**What the task requires:**
Gather all lines containing the string "sealant" and copy them out.

**Data provided:**
-- start --
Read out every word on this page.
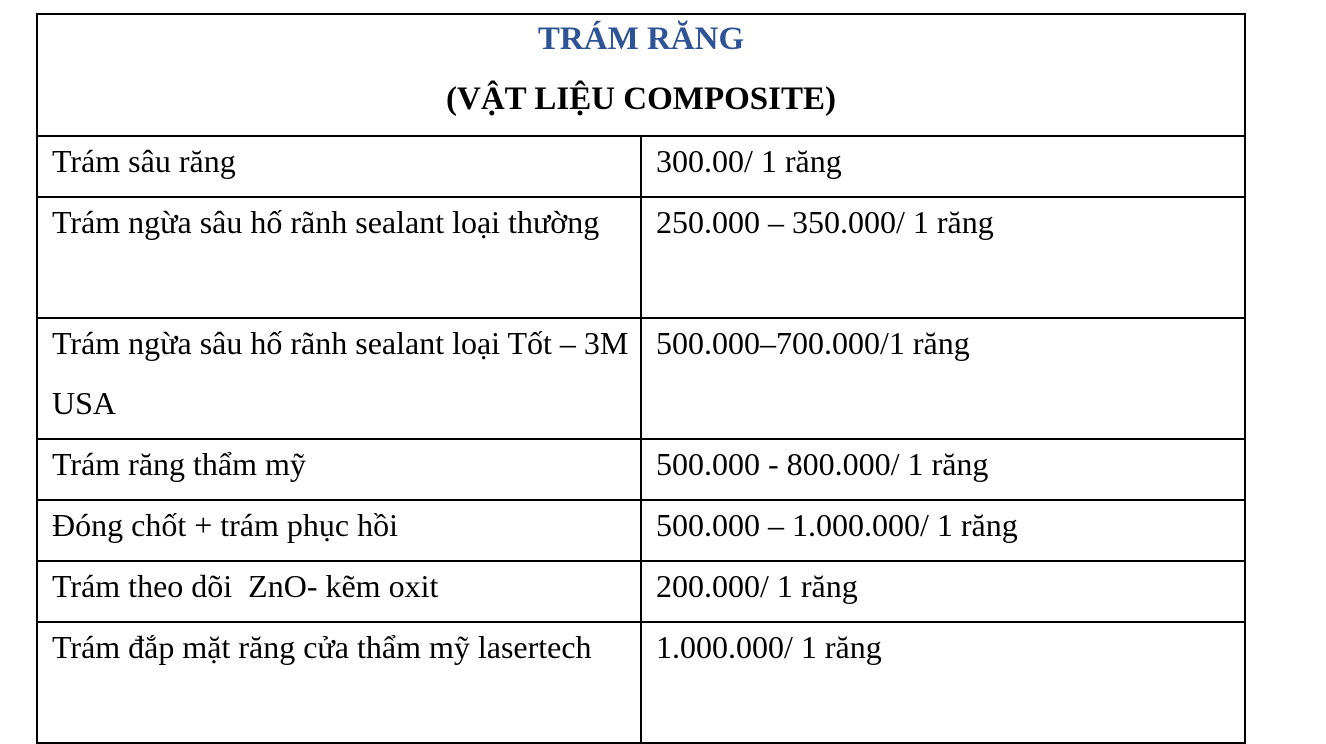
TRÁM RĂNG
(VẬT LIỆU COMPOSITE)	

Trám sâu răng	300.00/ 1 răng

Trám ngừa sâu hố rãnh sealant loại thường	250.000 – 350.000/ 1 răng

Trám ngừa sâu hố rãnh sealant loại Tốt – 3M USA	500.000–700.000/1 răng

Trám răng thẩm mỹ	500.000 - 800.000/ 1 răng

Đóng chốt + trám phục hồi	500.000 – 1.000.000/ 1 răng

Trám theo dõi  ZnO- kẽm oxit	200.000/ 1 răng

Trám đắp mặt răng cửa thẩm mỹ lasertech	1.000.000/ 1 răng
-- end --
-- start --
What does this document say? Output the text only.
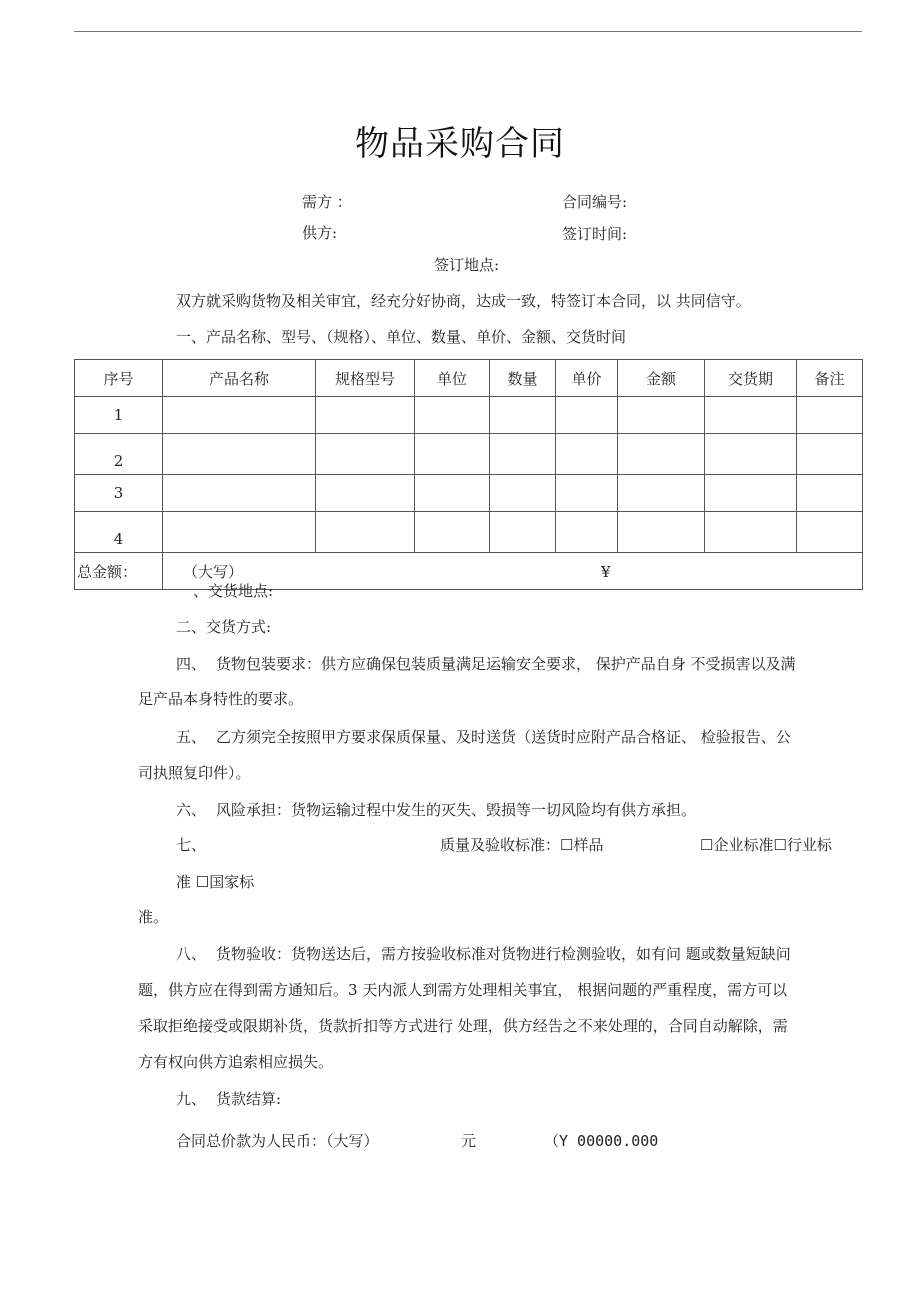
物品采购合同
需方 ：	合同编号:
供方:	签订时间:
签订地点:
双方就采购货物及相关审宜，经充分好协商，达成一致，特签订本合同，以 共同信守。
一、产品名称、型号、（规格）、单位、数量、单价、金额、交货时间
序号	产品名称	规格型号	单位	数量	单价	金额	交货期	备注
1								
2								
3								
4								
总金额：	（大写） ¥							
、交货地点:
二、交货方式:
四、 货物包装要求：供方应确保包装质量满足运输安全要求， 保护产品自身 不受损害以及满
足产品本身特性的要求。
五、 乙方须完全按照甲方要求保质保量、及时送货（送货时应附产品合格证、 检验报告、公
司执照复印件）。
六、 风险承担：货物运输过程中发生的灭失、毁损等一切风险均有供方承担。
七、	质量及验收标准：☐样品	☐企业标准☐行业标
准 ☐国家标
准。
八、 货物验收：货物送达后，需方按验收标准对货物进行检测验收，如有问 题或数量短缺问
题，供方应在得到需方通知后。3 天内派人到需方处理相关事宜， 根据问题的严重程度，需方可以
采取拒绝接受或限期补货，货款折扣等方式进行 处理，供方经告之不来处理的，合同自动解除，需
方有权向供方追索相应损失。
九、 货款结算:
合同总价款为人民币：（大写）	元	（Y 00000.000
-- end --
**Written solution:**
Trám ngừa sâu hố rãnh sealant loại thường	250.000 – 350.000/ 1 răng
Trám ngừa sâu hố rãnh sealant loại Tốt – 3M USA	500.000–700.000/1 răng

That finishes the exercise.